**Task requirements**
In the copy, keep every record exact and leave out all images.

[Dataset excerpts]
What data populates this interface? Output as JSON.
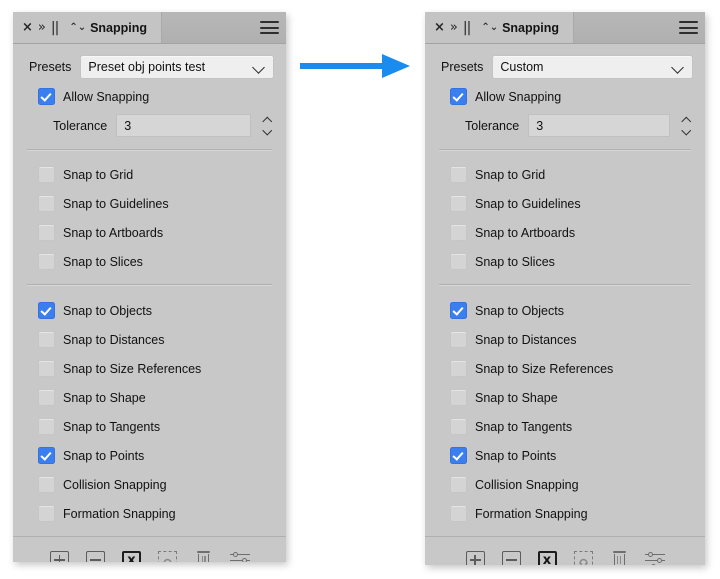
{
  "colors": {
    "accent_checkbox": "#3b7ef0",
    "arrow": "#1a8cf0",
    "panel_bg": "#c8c8c8",
    "titlebar_bg": "#b5b5b5",
    "field_bg": "#efefef"
  },
  "titlebar": {
    "close_icon": "×",
    "collapse_icon": "»",
    "grip_icon": "||",
    "sort_icon": "⌃⌄",
    "tab_label": "Snapping",
    "menu_icon": "hamburger-menu"
  },
  "panels": [
    {
      "id": "before",
      "presets": {
        "label": "Presets",
        "value": "Preset obj points test",
        "chevron_icon": "chevron-down"
      },
      "allow_snapping": {
        "label": "Allow Snapping",
        "checked": true
      },
      "tolerance": {
        "label": "Tolerance",
        "value": "3",
        "stepper_icon": "up-down-chevron"
      },
      "group_one": [
        {
          "label": "Snap to Grid",
          "checked": false
        },
        {
          "label": "Snap to Guidelines",
          "checked": false
        },
        {
          "label": "Snap to Artboards",
          "checked": false
        },
        {
          "label": "Snap to Slices",
          "checked": false
        }
      ],
      "group_two": [
        {
          "label": "Snap to Objects",
          "checked": true
        },
        {
          "label": "Snap to Distances",
          "checked": false
        },
        {
          "label": "Snap to Size References",
          "checked": false
        },
        {
          "label": "Snap to Shape",
          "checked": false
        },
        {
          "label": "Snap to Tangents",
          "checked": false
        },
        {
          "label": "Snap to Points",
          "checked": true
        },
        {
          "label": "Collision Snapping",
          "checked": false
        },
        {
          "label": "Formation Snapping",
          "checked": false
        }
      ],
      "footer": [
        {
          "name": "add-preset",
          "icon": "plus-in-box",
          "active": false
        },
        {
          "name": "remove-preset",
          "icon": "minus-in-box",
          "active": false
        },
        {
          "name": "clear-preset",
          "icon": "x-in-box",
          "active": true
        },
        {
          "name": "magnet-selection",
          "icon": "magnet-dashed-box",
          "active": false
        },
        {
          "name": "delete",
          "icon": "trash-can",
          "active": false
        },
        {
          "name": "settings",
          "icon": "sliders",
          "active": false
        }
      ]
    },
    {
      "id": "after",
      "presets": {
        "label": "Presets",
        "value": "Custom",
        "chevron_icon": "chevron-down"
      },
      "allow_snapping": {
        "label": "Allow Snapping",
        "checked": true
      },
      "tolerance": {
        "label": "Tolerance",
        "value": "3",
        "stepper_icon": "up-down-chevron"
      },
      "group_one": [
        {
          "label": "Snap to Grid",
          "checked": false
        },
        {
          "label": "Snap to Guidelines",
          "checked": false
        },
        {
          "label": "Snap to Artboards",
          "checked": false
        },
        {
          "label": "Snap to Slices",
          "checked": false
        }
      ],
      "group_two": [
        {
          "label": "Snap to Objects",
          "checked": true
        },
        {
          "label": "Snap to Distances",
          "checked": false
        },
        {
          "label": "Snap to Size References",
          "checked": false
        },
        {
          "label": "Snap to Shape",
          "checked": false
        },
        {
          "label": "Snap to Tangents",
          "checked": false
        },
        {
          "label": "Snap to Points",
          "checked": true
        },
        {
          "label": "Collision Snapping",
          "checked": false
        },
        {
          "label": "Formation Snapping",
          "checked": false
        }
      ],
      "footer": [
        {
          "name": "add-preset",
          "icon": "plus-in-box",
          "active": false
        },
        {
          "name": "remove-preset",
          "icon": "minus-in-box",
          "active": false
        },
        {
          "name": "clear-preset",
          "icon": "x-in-box",
          "active": true
        },
        {
          "name": "magnet-selection",
          "icon": "magnet-dashed-box",
          "active": false
        },
        {
          "name": "delete",
          "icon": "trash-can",
          "active": false
        },
        {
          "name": "settings",
          "icon": "sliders",
          "active": false
        }
      ]
    }
  ],
  "arrow": {
    "name": "transition-arrow",
    "direction": "right"
  }
}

**Result**
What data populates this interface? Output as JSON.
{
  "colors": {
    "accent_checkbox": "#3b7ef0",
    "arrow": "#1a8cf0",
    "panel_bg": "#c8c8c8",
    "titlebar_bg": "#b5b5b5",
    "field_bg": "#efefef"
  },
  "titlebar": {
    "close_icon": "×",
    "collapse_icon": "»",
    "grip_icon": "||",
    "sort_icon": "⌃⌄",
    "tab_label": "Snapping",
    "menu_icon": "hamburger-menu"
  },
  "panels": [
    {
      "id": "before",
      "presets": {
        "label": "Presets",
        "value": "Preset obj points test",
        "chevron_icon": "chevron-down"
      },
      "allow_snapping": {
        "label": "Allow Snapping",
        "checked": true
      },
      "tolerance": {
        "label": "Tolerance",
        "value": "3",
        "stepper_icon": "up-down-chevron"
      },
      "group_one": [
        {
          "label": "Snap to Grid",
          "checked": false
        },
        {
          "label": "Snap to Guidelines",
          "checked": false
        },
        {
          "label": "Snap to Artboards",
          "checked": false
        },
        {
          "label": "Snap to Slices",
          "checked": false
        }
      ],
      "group_two": [
        {
          "label": "Snap to Objects",
          "checked": true
        },
        {
          "label": "Snap to Distances",
          "checked": false
        },
        {
          "label": "Snap to Size References",
          "checked": false
        },
        {
          "label": "Snap to Shape",
          "checked": false
        },
        {
          "label": "Snap to Tangents",
          "checked": false
        },
        {
          "label": "Snap to Points",
          "checked": true
        },
        {
          "label": "Collision Snapping",
          "checked": false
        },
        {
          "label": "Formation Snapping",
          "checked": false
        }
      ],
      "footer": [
        {
          "name": "add-preset",
          "icon": "plus-in-box",
          "active": false
        },
        {
          "name": "remove-preset",
          "icon": "minus-in-box",
          "active": false
        },
        {
          "name": "clear-preset",
          "icon": "x-in-box",
          "active": true
        },
        {
          "name": "magnet-selection",
          "icon": "magnet-dashed-box",
          "active": false
        },
        {
          "name": "delete",
          "icon": "trash-can",
          "active": false
        },
        {
          "name": "settings",
          "icon": "sliders",
          "active": false
        }
      ]
    },
    {
      "id": "after",
      "presets": {
        "label": "Presets",
        "value": "Custom",
        "chevron_icon": "chevron-down"
      },
      "allow_snapping": {
        "label": "Allow Snapping",
        "checked": true
      },
      "tolerance": {
        "label": "Tolerance",
        "value": "3",
        "stepper_icon": "up-down-chevron"
      },
      "group_one": [
        {
          "label": "Snap to Grid",
          "checked": false
        },
        {
          "label": "Snap to Guidelines",
          "checked": false
        },
        {
          "label": "Snap to Artboards",
          "checked": false
        },
        {
          "label": "Snap to Slices",
          "checked": false
        }
      ],
      "group_two": [
        {
          "label": "Snap to Objects",
          "checked": true
        },
        {
          "label": "Snap to Distances",
          "checked": false
        },
        {
          "label": "Snap to Size References",
          "checked": false
        },
        {
          "label": "Snap to Shape",
          "checked": false
        },
        {
          "label": "Snap to Tangents",
          "checked": false
        },
        {
          "label": "Snap to Points",
          "checked": true
        },
        {
          "label": "Collision Snapping",
          "checked": false
        },
        {
          "label": "Formation Snapping",
          "checked": false
        }
      ],
      "footer": [
        {
          "name": "add-preset",
          "icon": "plus-in-box",
          "active": false
        },
        {
          "name": "remove-preset",
          "icon": "minus-in-box",
          "active": false
        },
        {
          "name": "clear-preset",
          "icon": "x-in-box",
          "active": true
        },
        {
          "name": "magnet-selection",
          "icon": "magnet-dashed-box",
          "active": false
        },
        {
          "name": "delete",
          "icon": "trash-can",
          "active": false
        },
        {
          "name": "settings",
          "icon": "sliders",
          "active": false
        }
      ]
    }
  ],
  "arrow": {
    "name": "transition-arrow",
    "direction": "right"
  }
}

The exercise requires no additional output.